++++ DATASET EXTRACT ++++

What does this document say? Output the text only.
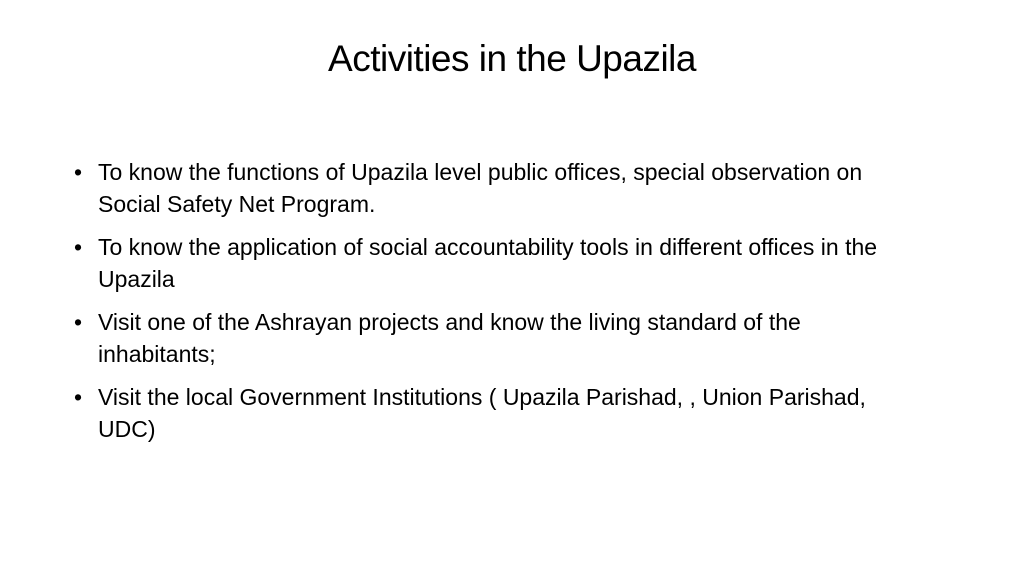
Activities in the Upazila
• To know the functions of Upazila level public offices, special observation on Social Safety Net Program.
• To know the application of social accountability tools in different offices in the Upazila
• Visit one of the Ashrayan projects and know the living standard of the inhabitants;
• Visit the local Government Institutions ( Upazila Parishad, , Union Parishad, UDC)
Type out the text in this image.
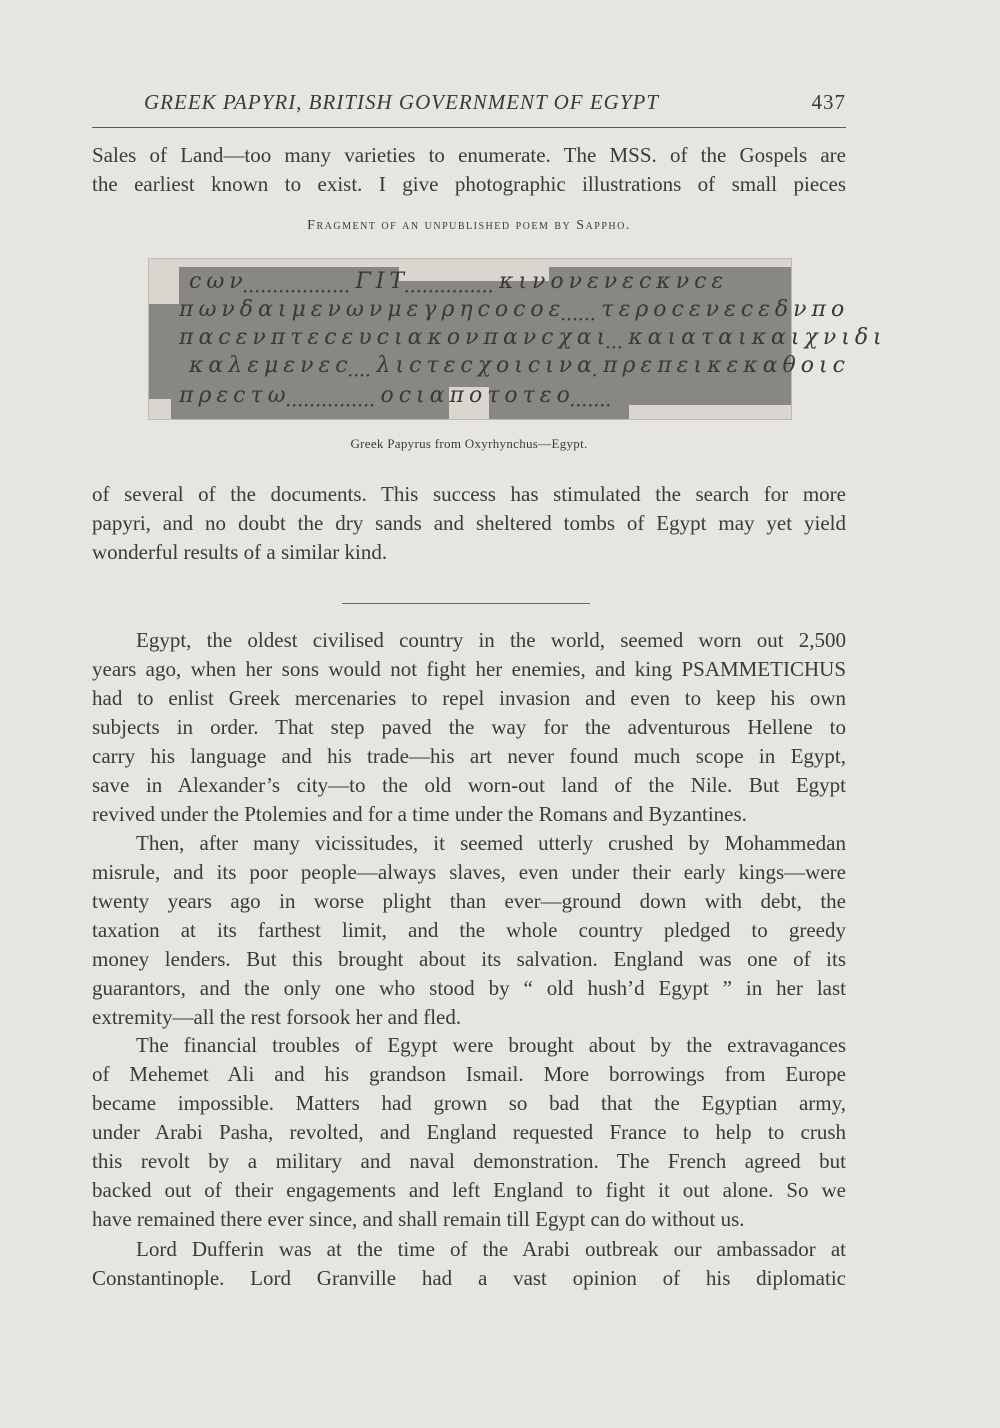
GREEK PAPYRI, BRITISH GOVERNMENT OF EGYPT	437
Sales of Land—too many varieties to enumerate. The MSS. of the Gospels are
the earliest known to exist. I give photographic illustrations of small pieces
Fragment of an unpublished poem by Sappho.
ϲ ω ν ̣ ̣ ̣ ̣ ̣ ̣ ̣ ̣ ̣ ̣ ̣ ̣ ̣ ̣ ̣ ̣ ̣ ̣ Γ Ι Τ ̣ ̣ ̣ ̣ ̣ ̣ ̣ ̣ ̣ ̣ ̣ ̣ ̣ ̣ ̣ κ ι ν ο ν ε ν ε ϲ κ ν ϲ ε
π ω ν δ α ι μ ε ν ω ν μ ε γ ρ η ϲ ο ϲ ο ε ̣ ̣ ̣ ̣ ̣ ̣ τ ε ρ ο ϲ ε ν ε ϲ ε δ ν π ο
π α ϲ ε ν π τ ε ϲ ε υ ϲ ι α κ ο ν π α ν ϲ χ α ι ̣ ̣ ̣ κ α ι α τ α ι κ α ι χ ν ι δ ι
κ α λ ε μ ε ν ε ϲ ̣ ̣ ̣ ̣ λ ι ϲ τ ε ϲ χ ο ι ϲ ι ν α ̣ π ρ ε π ε ι κ ε κ α θ ο ι ϲ
π ρ ε ϲ τ ω ̣ ̣ ̣ ̣ ̣ ̣ ̣ ̣ ̣ ̣ ̣ ̣ ̣ ̣ ̣ ο ϲ ι α π ο τ ο τ ε ο ̣ ̣ ̣ ̣ ̣ ̣ ̣
Greek Papyrus from Oxyrhynchus—Egypt.
of several of the documents. This success has stimulated the search for more
papyri, and no doubt the dry sands and sheltered tombs of Egypt may yet yield
wonderful results of a similar kind.
Egypt, the oldest civilised country in the world, seemed worn out 2,500
years ago, when her sons would not fight her enemies, and king PSAMMETICHUS
had to enlist Greek mercenaries to repel invasion and even to keep his own
subjects in order. That step paved the way for the adventurous Hellene to
carry his language and his trade—his art never found much scope in Egypt,
save in Alexander’s city—to the old worn-out land of the Nile. But Egypt
revived under the Ptolemies and for a time under the Romans and Byzantines.
Then, after many vicissitudes, it seemed utterly crushed by Mohammedan
misrule, and its poor people—always slaves, even under their early kings—were
twenty years ago in worse plight than ever—ground down with debt, the
taxation at its farthest limit, and the whole country pledged to greedy
money lenders. But this brought about its salvation. England was one of its
guarantors, and the only one who stood by “ old hush’d Egypt ” in her last
extremity—all the rest forsook her and fled.
The financial troubles of Egypt were brought about by the extravagances
of Mehemet Ali and his grandson Ismail. More borrowings from Europe
became impossible. Matters had grown so bad that the Egyptian army,
under Arabi Pasha, revolted, and England requested France to help to crush
this revolt by a military and naval demonstration. The French agreed but
backed out of their engagements and left England to fight it out alone. So we
have remained there ever since, and shall remain till Egypt can do without us.
Lord Dufferin was at the time of the Arabi outbreak our ambassador at
Constantinople. Lord Granville had a vast opinion of his diplomatic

++++

- EXERCISE
Of the lines in the material, how many include "years"? Respond with the number alone.

- THE COMPLETED TASK
2